◆ Exercise instructions ◆
Reproduce, without any changes, the lines of the material between the one holding "menu-bar-annotation: Menu bar" and the one holding "pcb-board-image bbox=[108, 621, 334, 751]", both included.

◆ Stored records ◆
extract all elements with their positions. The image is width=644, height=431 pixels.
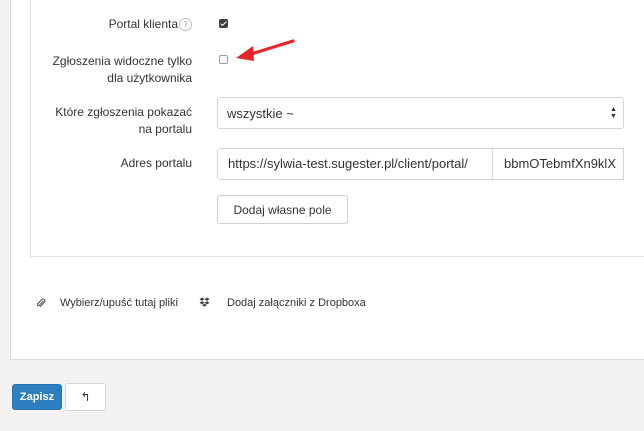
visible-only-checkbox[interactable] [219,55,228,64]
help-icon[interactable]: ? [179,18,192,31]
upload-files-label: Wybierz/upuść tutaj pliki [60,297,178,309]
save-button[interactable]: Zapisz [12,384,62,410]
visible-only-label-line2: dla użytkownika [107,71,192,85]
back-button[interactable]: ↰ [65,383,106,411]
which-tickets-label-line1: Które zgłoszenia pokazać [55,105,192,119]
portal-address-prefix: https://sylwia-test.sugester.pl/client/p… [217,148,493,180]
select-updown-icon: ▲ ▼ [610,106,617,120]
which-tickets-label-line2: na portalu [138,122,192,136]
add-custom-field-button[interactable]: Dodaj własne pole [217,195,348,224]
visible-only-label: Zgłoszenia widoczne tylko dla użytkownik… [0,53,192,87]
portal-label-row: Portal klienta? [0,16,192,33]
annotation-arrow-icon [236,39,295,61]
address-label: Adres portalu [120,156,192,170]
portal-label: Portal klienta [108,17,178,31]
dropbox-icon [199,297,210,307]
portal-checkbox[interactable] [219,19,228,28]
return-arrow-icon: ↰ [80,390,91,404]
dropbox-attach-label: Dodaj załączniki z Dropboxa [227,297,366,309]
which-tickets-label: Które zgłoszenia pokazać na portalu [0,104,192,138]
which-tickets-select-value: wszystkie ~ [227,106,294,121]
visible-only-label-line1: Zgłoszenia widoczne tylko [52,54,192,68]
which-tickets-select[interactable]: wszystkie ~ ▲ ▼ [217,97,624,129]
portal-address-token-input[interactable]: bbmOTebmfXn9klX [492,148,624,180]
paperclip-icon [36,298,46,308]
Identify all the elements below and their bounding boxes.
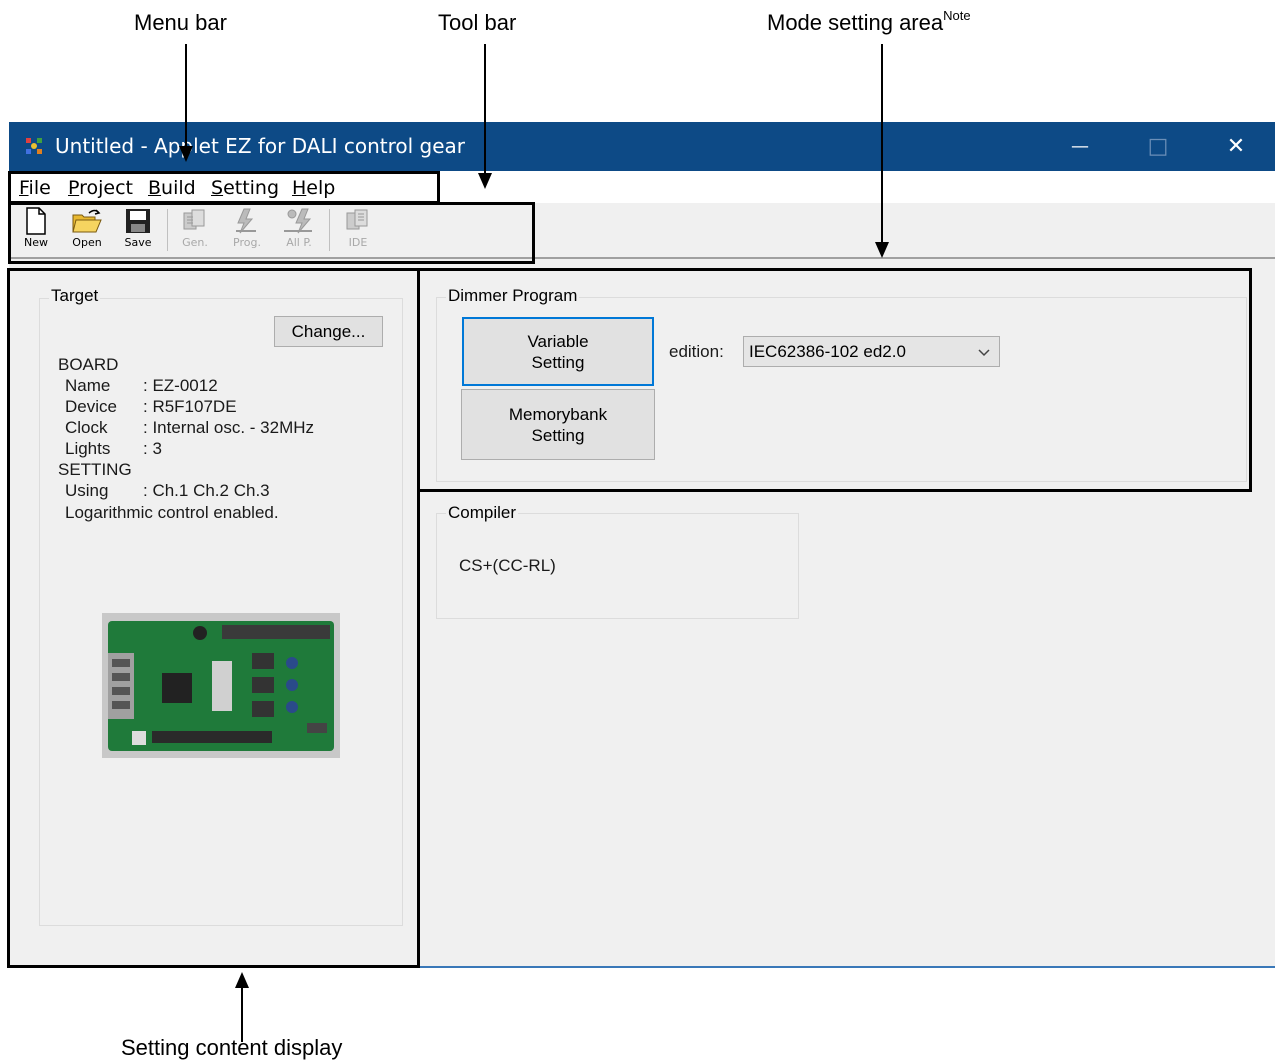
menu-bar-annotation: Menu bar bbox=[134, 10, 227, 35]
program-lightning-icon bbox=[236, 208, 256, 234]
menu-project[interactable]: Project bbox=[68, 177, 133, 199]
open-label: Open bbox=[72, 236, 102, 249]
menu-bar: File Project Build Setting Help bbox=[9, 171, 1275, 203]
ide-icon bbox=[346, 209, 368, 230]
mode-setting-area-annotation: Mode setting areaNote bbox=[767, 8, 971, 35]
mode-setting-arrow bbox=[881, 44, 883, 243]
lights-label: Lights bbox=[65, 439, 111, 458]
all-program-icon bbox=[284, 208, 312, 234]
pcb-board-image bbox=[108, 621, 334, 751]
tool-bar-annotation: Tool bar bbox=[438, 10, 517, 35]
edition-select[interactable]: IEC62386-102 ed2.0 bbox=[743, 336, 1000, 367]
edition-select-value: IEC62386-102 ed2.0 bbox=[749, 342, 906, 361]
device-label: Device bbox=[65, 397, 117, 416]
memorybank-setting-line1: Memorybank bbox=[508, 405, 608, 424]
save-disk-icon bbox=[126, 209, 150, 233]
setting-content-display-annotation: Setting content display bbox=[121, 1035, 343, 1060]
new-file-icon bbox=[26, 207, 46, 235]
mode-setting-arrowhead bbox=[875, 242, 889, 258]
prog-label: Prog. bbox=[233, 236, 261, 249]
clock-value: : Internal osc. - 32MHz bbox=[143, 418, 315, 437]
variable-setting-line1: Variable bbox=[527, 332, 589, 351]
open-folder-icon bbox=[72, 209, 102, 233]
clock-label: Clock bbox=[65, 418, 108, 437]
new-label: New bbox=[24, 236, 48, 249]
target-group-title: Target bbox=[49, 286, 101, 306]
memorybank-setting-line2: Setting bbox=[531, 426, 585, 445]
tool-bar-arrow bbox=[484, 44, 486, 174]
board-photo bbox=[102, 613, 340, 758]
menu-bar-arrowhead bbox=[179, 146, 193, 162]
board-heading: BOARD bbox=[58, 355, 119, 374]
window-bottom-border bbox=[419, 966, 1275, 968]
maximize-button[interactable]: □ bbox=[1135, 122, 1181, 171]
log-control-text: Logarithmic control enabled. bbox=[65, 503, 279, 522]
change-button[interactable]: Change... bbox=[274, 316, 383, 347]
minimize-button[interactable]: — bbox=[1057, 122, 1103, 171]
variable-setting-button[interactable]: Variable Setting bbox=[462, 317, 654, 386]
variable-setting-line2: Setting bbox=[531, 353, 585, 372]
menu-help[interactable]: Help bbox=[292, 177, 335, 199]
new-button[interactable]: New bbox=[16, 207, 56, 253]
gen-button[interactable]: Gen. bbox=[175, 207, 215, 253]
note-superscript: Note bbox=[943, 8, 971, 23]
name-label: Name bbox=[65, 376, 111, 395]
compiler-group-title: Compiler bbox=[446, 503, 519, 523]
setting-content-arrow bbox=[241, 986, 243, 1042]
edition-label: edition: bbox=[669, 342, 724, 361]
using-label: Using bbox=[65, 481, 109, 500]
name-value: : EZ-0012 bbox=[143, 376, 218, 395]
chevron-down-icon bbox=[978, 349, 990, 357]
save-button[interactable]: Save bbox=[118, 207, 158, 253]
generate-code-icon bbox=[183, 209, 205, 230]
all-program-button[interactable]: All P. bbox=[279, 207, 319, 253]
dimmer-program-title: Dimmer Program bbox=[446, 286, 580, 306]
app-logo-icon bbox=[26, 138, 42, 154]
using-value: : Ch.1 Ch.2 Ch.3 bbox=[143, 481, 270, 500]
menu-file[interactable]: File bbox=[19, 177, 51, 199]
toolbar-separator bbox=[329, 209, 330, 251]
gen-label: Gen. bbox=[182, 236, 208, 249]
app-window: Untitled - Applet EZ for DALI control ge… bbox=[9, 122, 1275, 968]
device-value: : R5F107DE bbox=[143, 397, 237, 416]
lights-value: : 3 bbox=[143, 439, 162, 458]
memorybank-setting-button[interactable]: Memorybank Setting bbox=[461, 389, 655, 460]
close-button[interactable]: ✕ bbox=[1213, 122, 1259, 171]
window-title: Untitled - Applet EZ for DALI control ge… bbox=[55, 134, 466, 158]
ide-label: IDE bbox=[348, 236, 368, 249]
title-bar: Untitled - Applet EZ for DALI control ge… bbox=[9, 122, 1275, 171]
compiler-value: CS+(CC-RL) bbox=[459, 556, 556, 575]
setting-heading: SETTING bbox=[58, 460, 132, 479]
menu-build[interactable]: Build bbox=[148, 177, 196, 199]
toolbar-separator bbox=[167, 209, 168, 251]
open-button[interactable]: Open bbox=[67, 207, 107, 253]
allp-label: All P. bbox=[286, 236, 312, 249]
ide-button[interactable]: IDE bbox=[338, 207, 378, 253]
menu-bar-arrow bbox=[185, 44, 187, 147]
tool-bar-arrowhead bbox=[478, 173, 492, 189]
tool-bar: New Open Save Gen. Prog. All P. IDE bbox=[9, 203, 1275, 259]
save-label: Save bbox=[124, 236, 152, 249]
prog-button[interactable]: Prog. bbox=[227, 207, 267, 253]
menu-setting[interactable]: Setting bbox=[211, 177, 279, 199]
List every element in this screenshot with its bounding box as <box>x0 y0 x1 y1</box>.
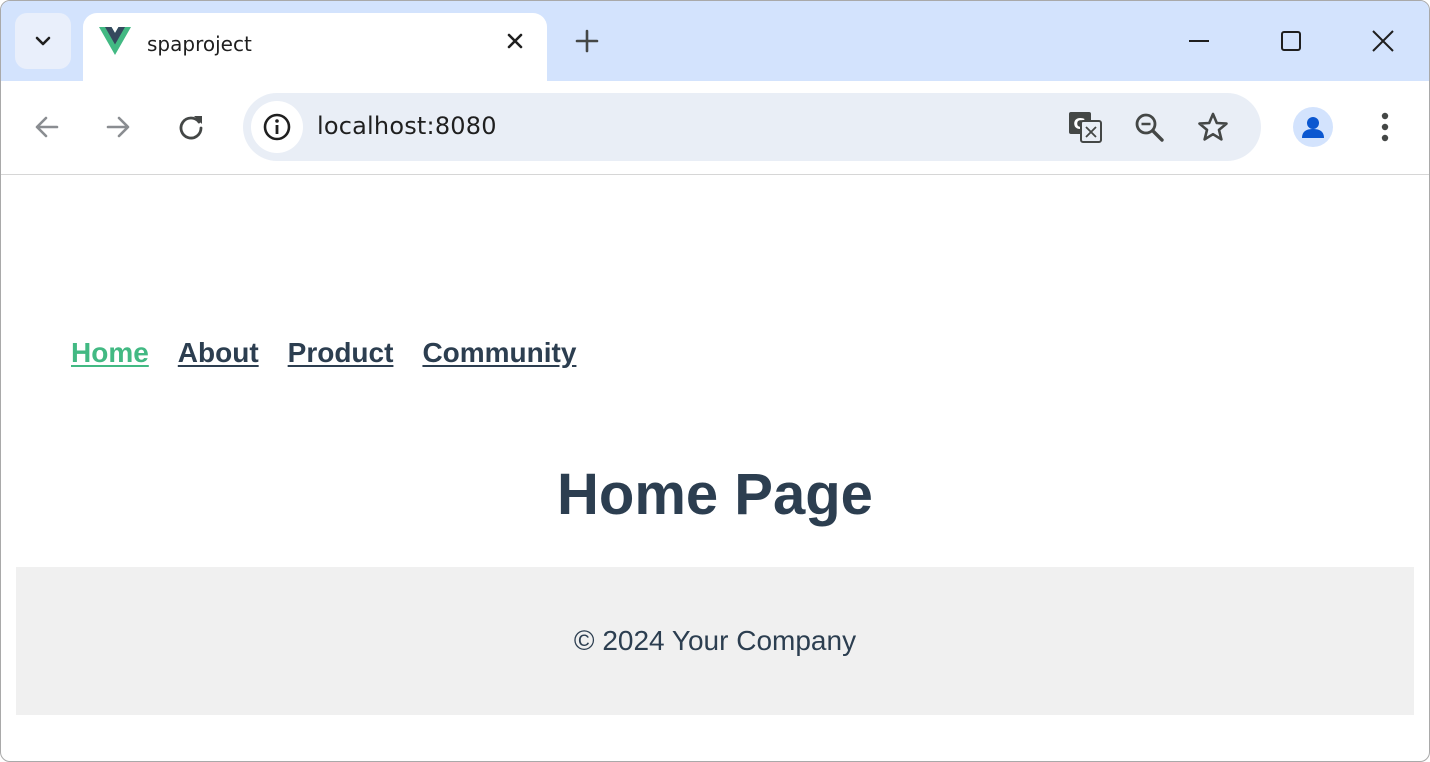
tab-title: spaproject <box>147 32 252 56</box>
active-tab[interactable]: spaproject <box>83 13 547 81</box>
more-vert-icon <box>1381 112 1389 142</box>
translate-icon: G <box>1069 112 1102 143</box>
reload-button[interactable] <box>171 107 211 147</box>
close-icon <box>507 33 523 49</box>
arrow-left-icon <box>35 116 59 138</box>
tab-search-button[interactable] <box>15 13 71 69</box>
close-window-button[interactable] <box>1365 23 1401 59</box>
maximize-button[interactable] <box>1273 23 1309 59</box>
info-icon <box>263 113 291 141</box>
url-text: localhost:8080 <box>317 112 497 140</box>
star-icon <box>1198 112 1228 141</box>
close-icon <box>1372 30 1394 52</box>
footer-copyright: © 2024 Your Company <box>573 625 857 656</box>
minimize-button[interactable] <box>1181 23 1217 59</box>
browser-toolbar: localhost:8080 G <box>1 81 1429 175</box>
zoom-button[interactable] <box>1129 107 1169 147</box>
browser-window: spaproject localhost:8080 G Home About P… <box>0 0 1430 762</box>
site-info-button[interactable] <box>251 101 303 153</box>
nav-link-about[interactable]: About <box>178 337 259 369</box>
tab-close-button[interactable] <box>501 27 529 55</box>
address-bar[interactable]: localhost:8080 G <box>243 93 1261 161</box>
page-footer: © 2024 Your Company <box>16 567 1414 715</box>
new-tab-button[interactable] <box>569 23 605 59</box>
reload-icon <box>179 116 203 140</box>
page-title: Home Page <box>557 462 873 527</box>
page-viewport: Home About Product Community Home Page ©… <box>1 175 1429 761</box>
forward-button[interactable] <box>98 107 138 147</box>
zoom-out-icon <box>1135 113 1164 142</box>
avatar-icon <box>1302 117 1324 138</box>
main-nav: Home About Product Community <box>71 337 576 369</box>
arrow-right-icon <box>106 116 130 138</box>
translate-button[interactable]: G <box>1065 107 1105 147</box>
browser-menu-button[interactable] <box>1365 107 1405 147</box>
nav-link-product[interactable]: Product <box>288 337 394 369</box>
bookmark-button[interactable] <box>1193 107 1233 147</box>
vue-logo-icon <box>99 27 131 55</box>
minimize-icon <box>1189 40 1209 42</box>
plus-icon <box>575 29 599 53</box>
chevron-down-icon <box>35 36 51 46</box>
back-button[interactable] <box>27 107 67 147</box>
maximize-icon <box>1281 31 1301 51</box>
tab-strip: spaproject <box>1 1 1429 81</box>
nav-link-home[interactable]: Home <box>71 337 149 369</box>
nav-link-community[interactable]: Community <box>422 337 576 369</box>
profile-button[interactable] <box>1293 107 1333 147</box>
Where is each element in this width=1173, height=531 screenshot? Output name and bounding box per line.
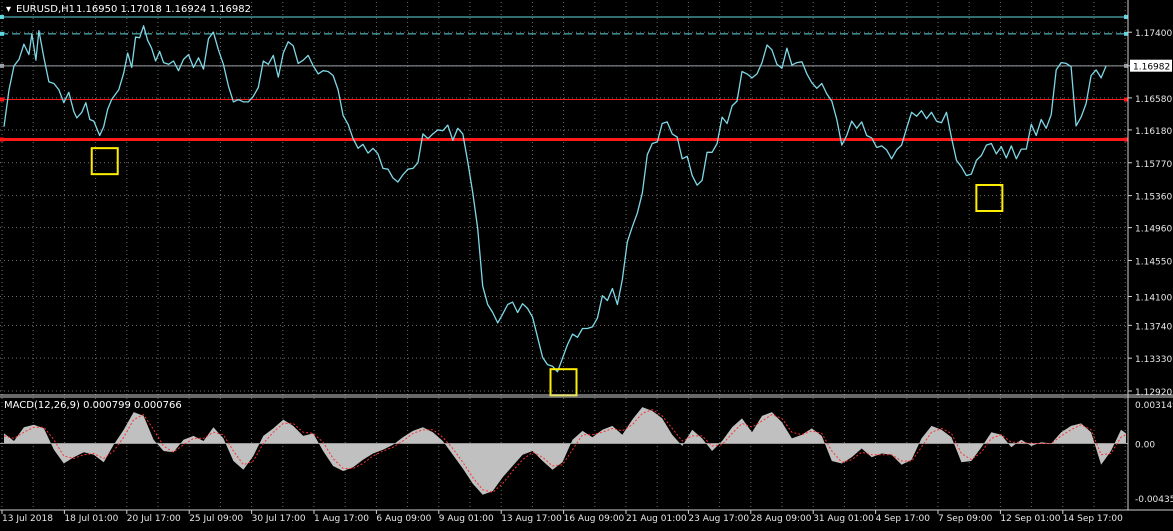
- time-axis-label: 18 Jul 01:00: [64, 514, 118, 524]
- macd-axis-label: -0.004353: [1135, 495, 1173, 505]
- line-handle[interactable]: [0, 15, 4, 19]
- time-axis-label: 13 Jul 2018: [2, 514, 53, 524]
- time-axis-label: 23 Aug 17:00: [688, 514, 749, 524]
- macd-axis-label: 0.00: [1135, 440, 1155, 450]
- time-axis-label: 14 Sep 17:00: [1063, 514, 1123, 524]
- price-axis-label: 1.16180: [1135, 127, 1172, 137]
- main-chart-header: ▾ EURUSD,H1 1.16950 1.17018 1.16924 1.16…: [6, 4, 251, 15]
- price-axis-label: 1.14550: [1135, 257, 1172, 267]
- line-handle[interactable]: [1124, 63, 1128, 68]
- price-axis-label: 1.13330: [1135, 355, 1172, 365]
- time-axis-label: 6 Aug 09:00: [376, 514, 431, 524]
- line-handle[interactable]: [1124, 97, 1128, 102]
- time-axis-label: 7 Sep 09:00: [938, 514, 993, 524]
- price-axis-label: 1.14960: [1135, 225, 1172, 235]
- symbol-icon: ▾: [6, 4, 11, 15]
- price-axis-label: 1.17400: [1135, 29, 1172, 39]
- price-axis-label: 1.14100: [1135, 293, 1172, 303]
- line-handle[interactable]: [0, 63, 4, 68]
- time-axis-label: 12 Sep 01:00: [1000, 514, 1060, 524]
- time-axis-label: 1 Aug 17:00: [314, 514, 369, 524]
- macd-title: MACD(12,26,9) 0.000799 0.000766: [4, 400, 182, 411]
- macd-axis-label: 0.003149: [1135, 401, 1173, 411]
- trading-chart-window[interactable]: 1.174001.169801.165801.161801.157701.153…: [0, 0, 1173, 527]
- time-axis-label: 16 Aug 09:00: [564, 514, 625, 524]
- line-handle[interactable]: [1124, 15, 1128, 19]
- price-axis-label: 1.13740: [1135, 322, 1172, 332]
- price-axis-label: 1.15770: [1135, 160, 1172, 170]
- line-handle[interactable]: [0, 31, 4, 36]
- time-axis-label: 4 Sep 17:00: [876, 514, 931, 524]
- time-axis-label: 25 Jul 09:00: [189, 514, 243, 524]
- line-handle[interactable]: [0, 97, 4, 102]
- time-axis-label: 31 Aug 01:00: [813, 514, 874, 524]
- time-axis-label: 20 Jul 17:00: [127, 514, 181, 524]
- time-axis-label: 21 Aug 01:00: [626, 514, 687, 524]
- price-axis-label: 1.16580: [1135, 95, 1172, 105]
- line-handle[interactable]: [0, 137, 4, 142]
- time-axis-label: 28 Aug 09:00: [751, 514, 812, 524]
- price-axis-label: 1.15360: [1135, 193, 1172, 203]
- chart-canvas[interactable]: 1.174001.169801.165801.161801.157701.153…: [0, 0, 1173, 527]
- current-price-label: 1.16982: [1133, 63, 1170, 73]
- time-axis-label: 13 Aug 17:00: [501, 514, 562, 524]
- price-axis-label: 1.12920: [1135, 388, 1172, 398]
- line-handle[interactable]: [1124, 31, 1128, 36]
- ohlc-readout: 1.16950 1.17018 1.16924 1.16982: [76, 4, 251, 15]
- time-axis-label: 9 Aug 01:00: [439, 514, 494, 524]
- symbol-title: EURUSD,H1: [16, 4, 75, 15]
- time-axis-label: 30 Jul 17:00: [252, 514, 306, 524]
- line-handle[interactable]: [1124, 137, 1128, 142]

◆ Solution to the exercise ◆
menu-bar-annotation: Menu bar bbox=[134, 10, 227, 35]
program-lightning-icon bbox=[236, 208, 256, 234]
menu-project[interactable]: Project bbox=[68, 177, 133, 199]
open-label: Open bbox=[72, 236, 102, 249]
menu-bar: File Project Build Setting Help bbox=[9, 171, 1275, 203]
ide-icon bbox=[346, 209, 368, 230]
mode-setting-area-annotation: Mode setting areaNote bbox=[767, 8, 971, 35]
mode-setting-arrow bbox=[881, 44, 883, 243]
lights-label: Lights bbox=[65, 439, 111, 458]
all-program-icon bbox=[284, 208, 312, 234]
pcb-board-image bbox=[108, 621, 334, 751]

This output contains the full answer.